* Exercise passage *
Patients required different levels of care. Some were nursing home patients with nowhere else to go and they pretty much were bed or bed to chair patients on wards of 40-50 patients. Patients with a true metal disease were divided into two classes. Those who were able to function in the controlled environment of the huge acreage of the institution with staff supervision. The other class were deemed a danger to themselves or others and were on locked inpatient wards. Diagnosis categories ranged from severe psychotic disturbance to mental retardation and simply needed folks to watch out for them. In the 1950s came the first psychoactive agents that had any real clinical impact on diseases like schizophrenia, and other disorders. The side effects were unpleasant and the biggest problem was to trust the patients to actually take their meds. Meds have been refined over the years to reduce the side effects. They are not as bad today, but they are still there and patients are often noncompliant with their meds. The good news was that a percentage of the patients were able to transition to outpatient management and reducing the inpatient bed needs by a few percentage points.

In NY State, the money to run these huge institutions began to dry up. Institutions were downsized dramatically with Binghamton State Hospital dropping from 2,500 to 250 patients. Nursing homes sprang up to care for the elderly and the mentally ill were moved to outpatient management. There was no magic pill that made people all better, and the percentage of people suffering from mental disease stayed the same. What changed was, and is, that the former patients now interfaced with the general population. Patients were, and are, still noncompliant with meds because of the side effects of antipsychotic agents. Not all the patients had family or friends to house them, and they have trouble maintaining any decent employment. This drove up the number of people living on the streets. When behavior becomes dangerous or offensive, LEO is the first contact for the mentally ill. From there the courts and correctional institutions are what shelter, feed and "care for" people with mental illness. The percentage of mental illness has not changed that much over the years. What has changed is the care and tracking of the mentally ill.

* Requirement 1 *
According to the passage on mental hospital care, by how much did Binghamton State Hospital's patient count drop?
* Requirement 2 *
Say whether each statement agrees with the passage on mental hospital care, answering yes or no and quoting the words that decide it: (a) The first psychoactive agents with real clinical impact came in the 1950s. (b) The percentage of people suffering from mental disease went down after the institutions were downsized. (c) Patients judged a danger to themselves or others were kept on locked inpatient wards.
The lines that come next are from a separate source.

Structured page parsing data
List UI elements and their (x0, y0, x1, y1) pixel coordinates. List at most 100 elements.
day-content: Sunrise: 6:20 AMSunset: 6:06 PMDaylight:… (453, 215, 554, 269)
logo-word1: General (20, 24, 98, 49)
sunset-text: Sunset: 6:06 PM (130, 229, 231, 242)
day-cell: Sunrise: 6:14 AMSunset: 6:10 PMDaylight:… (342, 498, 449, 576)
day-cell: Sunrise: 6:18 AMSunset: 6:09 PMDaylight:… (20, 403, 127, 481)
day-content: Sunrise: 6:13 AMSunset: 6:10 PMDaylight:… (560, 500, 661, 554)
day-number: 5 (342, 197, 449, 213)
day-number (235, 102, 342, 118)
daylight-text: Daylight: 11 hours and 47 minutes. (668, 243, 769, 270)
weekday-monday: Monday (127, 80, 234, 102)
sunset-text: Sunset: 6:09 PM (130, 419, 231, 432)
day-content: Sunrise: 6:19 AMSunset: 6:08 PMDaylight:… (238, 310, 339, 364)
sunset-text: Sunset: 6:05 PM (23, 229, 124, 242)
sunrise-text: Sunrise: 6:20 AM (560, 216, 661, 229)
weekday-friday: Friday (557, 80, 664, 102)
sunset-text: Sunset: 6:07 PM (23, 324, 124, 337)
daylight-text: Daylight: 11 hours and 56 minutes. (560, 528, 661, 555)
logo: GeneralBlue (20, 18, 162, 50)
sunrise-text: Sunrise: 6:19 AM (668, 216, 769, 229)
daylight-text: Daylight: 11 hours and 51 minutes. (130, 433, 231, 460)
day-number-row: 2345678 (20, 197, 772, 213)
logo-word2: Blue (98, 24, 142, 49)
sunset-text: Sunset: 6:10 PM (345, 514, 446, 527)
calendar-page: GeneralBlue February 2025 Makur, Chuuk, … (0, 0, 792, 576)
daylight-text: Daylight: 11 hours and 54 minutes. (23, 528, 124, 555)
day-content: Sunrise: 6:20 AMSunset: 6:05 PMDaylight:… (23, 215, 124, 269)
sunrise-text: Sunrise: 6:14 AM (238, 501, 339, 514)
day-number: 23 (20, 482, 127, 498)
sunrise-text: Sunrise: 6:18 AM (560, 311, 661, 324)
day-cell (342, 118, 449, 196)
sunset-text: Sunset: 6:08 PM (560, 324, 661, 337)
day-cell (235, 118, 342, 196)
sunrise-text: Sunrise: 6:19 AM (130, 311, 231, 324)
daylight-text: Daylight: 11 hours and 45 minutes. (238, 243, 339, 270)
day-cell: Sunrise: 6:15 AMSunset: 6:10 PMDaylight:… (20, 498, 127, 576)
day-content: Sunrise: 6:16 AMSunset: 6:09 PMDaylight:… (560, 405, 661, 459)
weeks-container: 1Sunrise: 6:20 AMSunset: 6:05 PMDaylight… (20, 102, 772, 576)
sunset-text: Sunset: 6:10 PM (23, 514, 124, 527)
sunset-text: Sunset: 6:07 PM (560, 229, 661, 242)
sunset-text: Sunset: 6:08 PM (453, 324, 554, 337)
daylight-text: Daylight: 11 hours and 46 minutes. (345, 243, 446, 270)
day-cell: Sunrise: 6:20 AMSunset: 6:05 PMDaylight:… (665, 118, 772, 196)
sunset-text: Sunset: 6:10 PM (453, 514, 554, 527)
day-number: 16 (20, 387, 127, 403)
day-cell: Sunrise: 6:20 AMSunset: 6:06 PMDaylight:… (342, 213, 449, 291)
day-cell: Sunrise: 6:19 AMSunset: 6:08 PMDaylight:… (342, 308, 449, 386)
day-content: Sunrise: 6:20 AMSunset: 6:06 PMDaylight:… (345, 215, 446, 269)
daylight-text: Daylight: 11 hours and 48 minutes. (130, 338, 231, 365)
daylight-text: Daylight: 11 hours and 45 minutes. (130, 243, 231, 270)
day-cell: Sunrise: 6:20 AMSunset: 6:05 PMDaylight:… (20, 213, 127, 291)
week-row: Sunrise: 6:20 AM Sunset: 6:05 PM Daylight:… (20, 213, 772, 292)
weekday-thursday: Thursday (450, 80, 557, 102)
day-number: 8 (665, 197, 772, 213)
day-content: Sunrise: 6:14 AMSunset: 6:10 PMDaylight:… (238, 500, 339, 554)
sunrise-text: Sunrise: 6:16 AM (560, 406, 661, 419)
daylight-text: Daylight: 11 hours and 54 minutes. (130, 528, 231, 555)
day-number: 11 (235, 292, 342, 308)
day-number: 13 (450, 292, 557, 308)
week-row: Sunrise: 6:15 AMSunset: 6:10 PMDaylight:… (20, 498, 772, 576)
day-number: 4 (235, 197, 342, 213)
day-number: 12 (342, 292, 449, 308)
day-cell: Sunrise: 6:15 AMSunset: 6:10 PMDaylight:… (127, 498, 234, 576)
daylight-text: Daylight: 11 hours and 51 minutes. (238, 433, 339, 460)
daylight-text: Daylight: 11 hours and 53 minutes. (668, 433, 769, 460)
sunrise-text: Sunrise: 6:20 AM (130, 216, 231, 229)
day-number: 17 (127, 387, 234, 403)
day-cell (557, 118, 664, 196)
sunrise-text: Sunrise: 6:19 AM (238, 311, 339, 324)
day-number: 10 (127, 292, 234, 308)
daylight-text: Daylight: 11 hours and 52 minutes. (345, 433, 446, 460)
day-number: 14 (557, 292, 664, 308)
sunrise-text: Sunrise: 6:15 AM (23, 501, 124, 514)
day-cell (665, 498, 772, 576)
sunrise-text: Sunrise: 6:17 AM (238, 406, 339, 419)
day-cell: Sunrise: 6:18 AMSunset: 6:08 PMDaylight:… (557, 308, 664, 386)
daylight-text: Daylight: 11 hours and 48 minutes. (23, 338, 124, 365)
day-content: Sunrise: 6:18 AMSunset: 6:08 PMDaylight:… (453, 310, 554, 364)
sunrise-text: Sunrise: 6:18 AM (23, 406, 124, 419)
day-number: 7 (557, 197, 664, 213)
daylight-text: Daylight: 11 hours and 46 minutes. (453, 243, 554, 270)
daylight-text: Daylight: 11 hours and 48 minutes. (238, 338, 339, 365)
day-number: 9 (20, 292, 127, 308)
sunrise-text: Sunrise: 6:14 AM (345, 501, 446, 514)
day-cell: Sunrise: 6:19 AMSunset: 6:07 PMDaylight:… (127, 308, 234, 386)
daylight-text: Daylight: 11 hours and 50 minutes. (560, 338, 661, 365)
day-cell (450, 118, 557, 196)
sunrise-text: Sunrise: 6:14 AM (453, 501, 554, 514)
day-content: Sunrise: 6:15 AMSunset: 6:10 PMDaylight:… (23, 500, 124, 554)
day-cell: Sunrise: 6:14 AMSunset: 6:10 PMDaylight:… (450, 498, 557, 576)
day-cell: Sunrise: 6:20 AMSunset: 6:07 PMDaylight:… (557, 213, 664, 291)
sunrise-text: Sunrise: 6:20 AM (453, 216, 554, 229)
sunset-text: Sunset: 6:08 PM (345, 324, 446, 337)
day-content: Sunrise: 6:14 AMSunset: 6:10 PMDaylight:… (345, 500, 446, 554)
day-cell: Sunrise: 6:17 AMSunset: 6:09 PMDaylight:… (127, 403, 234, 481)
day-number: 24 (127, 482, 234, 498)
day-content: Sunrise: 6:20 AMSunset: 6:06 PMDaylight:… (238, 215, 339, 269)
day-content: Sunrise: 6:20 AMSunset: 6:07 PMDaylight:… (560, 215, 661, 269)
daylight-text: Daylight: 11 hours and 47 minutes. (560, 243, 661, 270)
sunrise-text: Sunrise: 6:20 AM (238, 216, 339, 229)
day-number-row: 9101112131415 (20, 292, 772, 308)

* Task result 1 *
It dropped from 2,500 to 250 patients.

* Task result 2 *
(a) Yes: "In the 1950s came the first psychoactive agents that had any real clinical impact on diseases like schizophrenia, and other disorders."
(b) No: "the percentage of people suffering from mental disease stayed the same."
(c) Yes: "The other class were deemed a danger to themselves or others and were on locked inpatient wards."